# Exercise requirements
Could you print all the entries exactly?

# Material shown
--------

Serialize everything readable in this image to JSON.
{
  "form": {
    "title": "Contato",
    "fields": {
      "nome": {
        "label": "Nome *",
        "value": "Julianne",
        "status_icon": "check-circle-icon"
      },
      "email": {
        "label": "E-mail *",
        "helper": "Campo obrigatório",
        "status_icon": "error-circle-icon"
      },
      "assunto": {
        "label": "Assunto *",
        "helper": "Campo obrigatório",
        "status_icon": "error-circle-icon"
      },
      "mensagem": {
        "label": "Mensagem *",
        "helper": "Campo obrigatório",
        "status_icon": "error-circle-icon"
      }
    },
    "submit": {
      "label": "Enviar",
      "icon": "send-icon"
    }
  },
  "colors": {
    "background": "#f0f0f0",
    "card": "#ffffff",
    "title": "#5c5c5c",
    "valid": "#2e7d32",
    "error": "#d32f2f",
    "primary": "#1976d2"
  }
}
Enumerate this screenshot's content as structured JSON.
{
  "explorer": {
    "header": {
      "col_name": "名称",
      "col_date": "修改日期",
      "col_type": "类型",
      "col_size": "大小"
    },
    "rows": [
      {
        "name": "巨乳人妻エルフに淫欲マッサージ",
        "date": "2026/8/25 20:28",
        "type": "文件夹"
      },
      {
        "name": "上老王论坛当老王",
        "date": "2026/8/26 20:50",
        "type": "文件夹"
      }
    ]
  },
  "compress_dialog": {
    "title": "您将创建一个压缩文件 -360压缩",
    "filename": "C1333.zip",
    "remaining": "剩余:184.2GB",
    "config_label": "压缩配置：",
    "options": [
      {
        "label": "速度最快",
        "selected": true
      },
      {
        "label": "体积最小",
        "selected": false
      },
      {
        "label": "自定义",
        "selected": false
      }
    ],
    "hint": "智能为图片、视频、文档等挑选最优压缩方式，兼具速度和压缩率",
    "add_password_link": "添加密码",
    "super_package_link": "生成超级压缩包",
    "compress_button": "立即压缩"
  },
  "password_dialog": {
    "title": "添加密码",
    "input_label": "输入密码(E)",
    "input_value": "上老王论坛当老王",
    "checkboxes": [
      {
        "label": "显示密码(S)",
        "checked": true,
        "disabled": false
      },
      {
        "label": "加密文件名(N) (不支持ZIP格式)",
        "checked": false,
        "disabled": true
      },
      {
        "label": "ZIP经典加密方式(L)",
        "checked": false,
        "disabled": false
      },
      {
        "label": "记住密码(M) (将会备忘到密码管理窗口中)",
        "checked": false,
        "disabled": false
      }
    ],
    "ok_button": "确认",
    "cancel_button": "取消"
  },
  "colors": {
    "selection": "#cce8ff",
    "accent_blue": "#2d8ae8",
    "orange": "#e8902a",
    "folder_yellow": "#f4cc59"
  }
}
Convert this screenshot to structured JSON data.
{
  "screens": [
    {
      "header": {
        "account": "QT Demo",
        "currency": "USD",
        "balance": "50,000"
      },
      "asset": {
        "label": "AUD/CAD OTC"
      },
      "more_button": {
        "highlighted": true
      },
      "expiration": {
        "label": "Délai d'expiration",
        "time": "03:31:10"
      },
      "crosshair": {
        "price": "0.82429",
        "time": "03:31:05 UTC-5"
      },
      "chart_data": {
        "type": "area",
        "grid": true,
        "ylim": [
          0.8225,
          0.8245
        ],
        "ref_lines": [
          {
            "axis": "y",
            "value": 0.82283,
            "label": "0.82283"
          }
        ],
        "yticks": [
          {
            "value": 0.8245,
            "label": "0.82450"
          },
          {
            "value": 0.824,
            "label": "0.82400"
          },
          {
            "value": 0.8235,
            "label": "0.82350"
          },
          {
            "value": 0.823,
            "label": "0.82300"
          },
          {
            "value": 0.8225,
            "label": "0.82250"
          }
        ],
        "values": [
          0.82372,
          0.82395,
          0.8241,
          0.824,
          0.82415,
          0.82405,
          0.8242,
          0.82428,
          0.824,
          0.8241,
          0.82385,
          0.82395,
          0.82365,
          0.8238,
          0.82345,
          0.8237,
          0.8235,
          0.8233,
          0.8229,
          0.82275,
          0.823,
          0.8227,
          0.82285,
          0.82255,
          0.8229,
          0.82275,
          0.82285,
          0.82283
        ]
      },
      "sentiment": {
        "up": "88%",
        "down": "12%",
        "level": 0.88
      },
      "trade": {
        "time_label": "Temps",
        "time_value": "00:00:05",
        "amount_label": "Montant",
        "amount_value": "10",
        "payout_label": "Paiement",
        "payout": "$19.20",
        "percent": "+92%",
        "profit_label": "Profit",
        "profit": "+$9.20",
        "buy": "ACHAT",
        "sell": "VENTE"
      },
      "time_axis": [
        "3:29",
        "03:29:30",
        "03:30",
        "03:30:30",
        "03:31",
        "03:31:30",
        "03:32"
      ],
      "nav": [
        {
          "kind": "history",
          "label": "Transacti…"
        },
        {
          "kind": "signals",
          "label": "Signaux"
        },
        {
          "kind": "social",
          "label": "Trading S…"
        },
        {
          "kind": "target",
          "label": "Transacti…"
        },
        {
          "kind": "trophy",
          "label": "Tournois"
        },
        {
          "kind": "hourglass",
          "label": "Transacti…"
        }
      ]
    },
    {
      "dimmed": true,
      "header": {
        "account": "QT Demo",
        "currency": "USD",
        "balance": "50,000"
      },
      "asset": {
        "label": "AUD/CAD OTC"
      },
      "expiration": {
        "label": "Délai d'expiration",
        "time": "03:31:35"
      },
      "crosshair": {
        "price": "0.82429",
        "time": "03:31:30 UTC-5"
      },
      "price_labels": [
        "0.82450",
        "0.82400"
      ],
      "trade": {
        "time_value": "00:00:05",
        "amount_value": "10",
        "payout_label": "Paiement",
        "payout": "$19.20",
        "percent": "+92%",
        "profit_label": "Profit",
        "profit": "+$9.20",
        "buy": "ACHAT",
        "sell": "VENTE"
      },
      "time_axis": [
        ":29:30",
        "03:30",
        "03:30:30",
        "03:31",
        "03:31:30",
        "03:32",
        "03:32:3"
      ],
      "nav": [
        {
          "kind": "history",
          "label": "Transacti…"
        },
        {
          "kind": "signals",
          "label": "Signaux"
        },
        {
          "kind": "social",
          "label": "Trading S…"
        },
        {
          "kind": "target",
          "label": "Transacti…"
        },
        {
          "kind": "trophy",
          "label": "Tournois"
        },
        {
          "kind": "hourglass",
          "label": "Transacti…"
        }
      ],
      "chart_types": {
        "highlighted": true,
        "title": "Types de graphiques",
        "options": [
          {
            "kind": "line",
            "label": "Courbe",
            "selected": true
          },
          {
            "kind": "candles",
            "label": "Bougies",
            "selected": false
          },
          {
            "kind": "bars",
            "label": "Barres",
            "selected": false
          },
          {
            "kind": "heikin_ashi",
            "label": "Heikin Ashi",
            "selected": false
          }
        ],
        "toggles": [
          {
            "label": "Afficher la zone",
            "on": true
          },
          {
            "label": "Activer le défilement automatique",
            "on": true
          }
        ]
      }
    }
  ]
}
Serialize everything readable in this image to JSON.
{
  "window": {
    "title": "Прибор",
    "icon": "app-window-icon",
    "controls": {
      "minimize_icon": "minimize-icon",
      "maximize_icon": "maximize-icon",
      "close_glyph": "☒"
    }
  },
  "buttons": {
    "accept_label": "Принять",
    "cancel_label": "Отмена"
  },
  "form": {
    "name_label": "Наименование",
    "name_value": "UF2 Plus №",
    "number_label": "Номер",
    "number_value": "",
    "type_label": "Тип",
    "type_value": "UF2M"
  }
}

--------

# Solution for this exercise
Serialize everything readable in this image to JSON.
{
  "form": {
    "title": "Contato",
    "fields": {
      "nome": {
        "label": "Nome *",
        "value": "Julianne",
        "status_icon": "check-circle-icon"
      },
      "email": {
        "label": "E-mail *",
        "helper": "Campo obrigatório",
        "status_icon": "error-circle-icon"
      },
      "assunto": {
        "label": "Assunto *",
        "helper": "Campo obrigatório",
        "status_icon": "error-circle-icon"
      },
      "mensagem": {
        "label": "Mensagem *",
        "helper": "Campo obrigatório",
        "status_icon": "error-circle-icon"
      }
    },
    "submit": {
      "label": "Enviar",
      "icon": "send-icon"
    }
  },
  "colors": {
    "background": "#f0f0f0",
    "card": "#ffffff",
    "title": "#5c5c5c",
    "valid": "#2e7d32",
    "error": "#d32f2f",
    "primary": "#1976d2"
  }
}
Enumerate this screenshot's content as structured JSON.
{
  "explorer": {
    "header": {
      "col_name": "名称",
      "col_date": "修改日期",
      "col_type": "类型",
      "col_size": "大小"
    },
    "rows": [
      {
        "name": "巨乳人妻エルフに淫欲マッサージ",
        "date": "2026/8/25 20:28",
        "type": "文件夹"
      },
      {
        "name": "上老王论坛当老王",
        "date": "2026/8/26 20:50",
        "type": "文件夹"
      }
    ]
  },
  "compress_dialog": {
    "title": "您将创建一个压缩文件 -360压缩",
    "filename": "C1333.zip",
    "remaining": "剩余:184.2GB",
    "config_label": "压缩配置：",
    "options": [
      {
        "label": "速度最快",
        "selected": true
      },
      {
        "label": "体积最小",
        "selected": false
      },
      {
        "label": "自定义",
        "selected": false
      }
    ],
    "hint": "智能为图片、视频、文档等挑选最优压缩方式，兼具速度和压缩率",
    "add_password_link": "添加密码",
    "super_package_link": "生成超级压缩包",
    "compress_button": "立即压缩"
  },
  "password_dialog": {
    "title": "添加密码",
    "input_label": "输入密码(E)",
    "input_value": "上老王论坛当老王",
    "checkboxes": [
      {
        "label": "显示密码(S)",
        "checked": true,
        "disabled": false
      },
      {
        "label": "加密文件名(N) (不支持ZIP格式)",
        "checked": false,
        "disabled": true
      },
      {
        "label": "ZIP经典加密方式(L)",
        "checked": false,
        "disabled": false
      },
      {
        "label": "记住密码(M) (将会备忘到密码管理窗口中)",
        "checked": false,
        "disabled": false
      }
    ],
    "ok_button": "确认",
    "cancel_button": "取消"
  },
  "colors": {
    "selection": "#cce8ff",
    "accent_blue": "#2d8ae8",
    "orange": "#e8902a",
    "folder_yellow": "#f4cc59"
  }
}
Convert this screenshot to structured JSON data.
{
  "screens": [
    {
      "header": {
        "account": "QT Demo",
        "currency": "USD",
        "balance": "50,000"
      },
      "asset": {
        "label": "AUD/CAD OTC"
      },
      "more_button": {
        "highlighted": true
      },
      "expiration": {
        "label": "Délai d'expiration",
        "time": "03:31:10"
      },
      "crosshair": {
        "price": "0.82429",
        "time": "03:31:05 UTC-5"
      },
      "chart_data": {
        "type": "area",
        "grid": true,
        "ylim": [
          0.8225,
          0.8245
        ],
        "ref_lines": [
          {
            "axis": "y",
            "value": 0.82283,
            "label": "0.82283"
          }
        ],
        "yticks": [
          {
            "value": 0.8245,
            "label": "0.82450"
          },
          {
            "value": 0.824,
            "label": "0.82400"
          },
          {
            "value": 0.8235,
            "label": "0.82350"
          },
          {
            "value": 0.823,
            "label": "0.82300"
          },
          {
            "value": 0.8225,
            "label": "0.82250"
          }
        ],
        "values": [
          0.82372,
          0.82395,
          0.8241,
          0.824,
          0.82415,
          0.82405,
          0.8242,
          0.82428,
          0.824,
          0.8241,
          0.82385,
          0.82395,
          0.82365,
          0.8238,
          0.82345,
          0.8237,
          0.8235,
          0.8233,
          0.8229,
          0.82275,
          0.823,
          0.8227,
          0.82285,
          0.82255,
          0.8229,
          0.82275,
          0.82285,
          0.82283
        ]
      },
      "sentiment": {
        "up": "88%",
        "down": "12%",
        "level": 0.88
      },
      "trade": {
        "time_label": "Temps",
        "time_value": "00:00:05",
        "amount_label": "Montant",
        "amount_value": "10",
        "payout_label": "Paiement",
        "payout": "$19.20",
        "percent": "+92%",
        "profit_label": "Profit",
        "profit": "+$9.20",
        "buy": "ACHAT",
        "sell": "VENTE"
      },
      "time_axis": [
        "3:29",
        "03:29:30",
        "03:30",
        "03:30:30",
        "03:31",
        "03:31:30",
        "03:32"
      ],
      "nav": [
        {
          "kind": "history",
          "label": "Transacti…"
        },
        {
          "kind": "signals",
          "label": "Signaux"
        },
        {
          "kind": "social",
          "label": "Trading S…"
        },
        {
          "kind": "target",
          "label": "Transacti…"
        },
        {
          "kind": "trophy",
          "label": "Tournois"
        },
        {
          "kind": "hourglass",
          "label": "Transacti…"
        }
      ]
    },
    {
      "dimmed": true,
      "header": {
        "account": "QT Demo",
        "currency": "USD",
        "balance": "50,000"
      },
      "asset": {
        "label": "AUD/CAD OTC"
      },
      "expiration": {
        "label": "Délai d'expiration",
        "time": "03:31:35"
      },
      "crosshair": {
        "price": "0.82429",
        "time": "03:31:30 UTC-5"
      },
      "price_labels": [
        "0.82450",
        "0.82400"
      ],
      "trade": {
        "time_value": "00:00:05",
        "amount_value": "10",
        "payout_label": "Paiement",
        "payout": "$19.20",
        "percent": "+92%",
        "profit_label": "Profit",
        "profit": "+$9.20",
        "buy": "ACHAT",
        "sell": "VENTE"
      },
      "time_axis": [
        ":29:30",
        "03:30",
        "03:30:30",
        "03:31",
        "03:31:30",
        "03:32",
        "03:32:3"
      ],
      "nav": [
        {
          "kind": "history",
          "label": "Transacti…"
        },
        {
          "kind": "signals",
          "label": "Signaux"
        },
        {
          "kind": "social",
          "label": "Trading S…"
        },
        {
          "kind": "target",
          "label": "Transacti…"
        },
        {
          "kind": "trophy",
          "label": "Tournois"
        },
        {
          "kind": "hourglass",
          "label": "Transacti…"
        }
      ],
      "chart_types": {
        "highlighted": true,
        "title": "Types de graphiques",
        "options": [
          {
            "kind": "line",
            "label": "Courbe",
            "selected": true
          },
          {
            "kind": "candles",
            "label": "Bougies",
            "selected": false
          },
          {
            "kind": "bars",
            "label": "Barres",
            "selected": false
          },
          {
            "kind": "heikin_ashi",
            "label": "Heikin Ashi",
            "selected": false
          }
        ],
        "toggles": [
          {
            "label": "Afficher la zone",
            "on": true
          },
          {
            "label": "Activer le défilement automatique",
            "on": true
          }
        ]
      }
    }
  ]
}
Serialize everything readable in this image to JSON.
{
  "window": {
    "title": "Прибор",
    "icon": "app-window-icon",
    "controls": {
      "minimize_icon": "minimize-icon",
      "maximize_icon": "maximize-icon",
      "close_glyph": "☒"
    }
  },
  "buttons": {
    "accept_label": "Принять",
    "cancel_label": "Отмена"
  },
  "form": {
    "name_label": "Наименование",
    "name_value": "UF2 Plus №",
    "number_label": "Номер",
    "number_value": "",
    "type_label": "Тип",
    "type_value": "UF2M"
  }
}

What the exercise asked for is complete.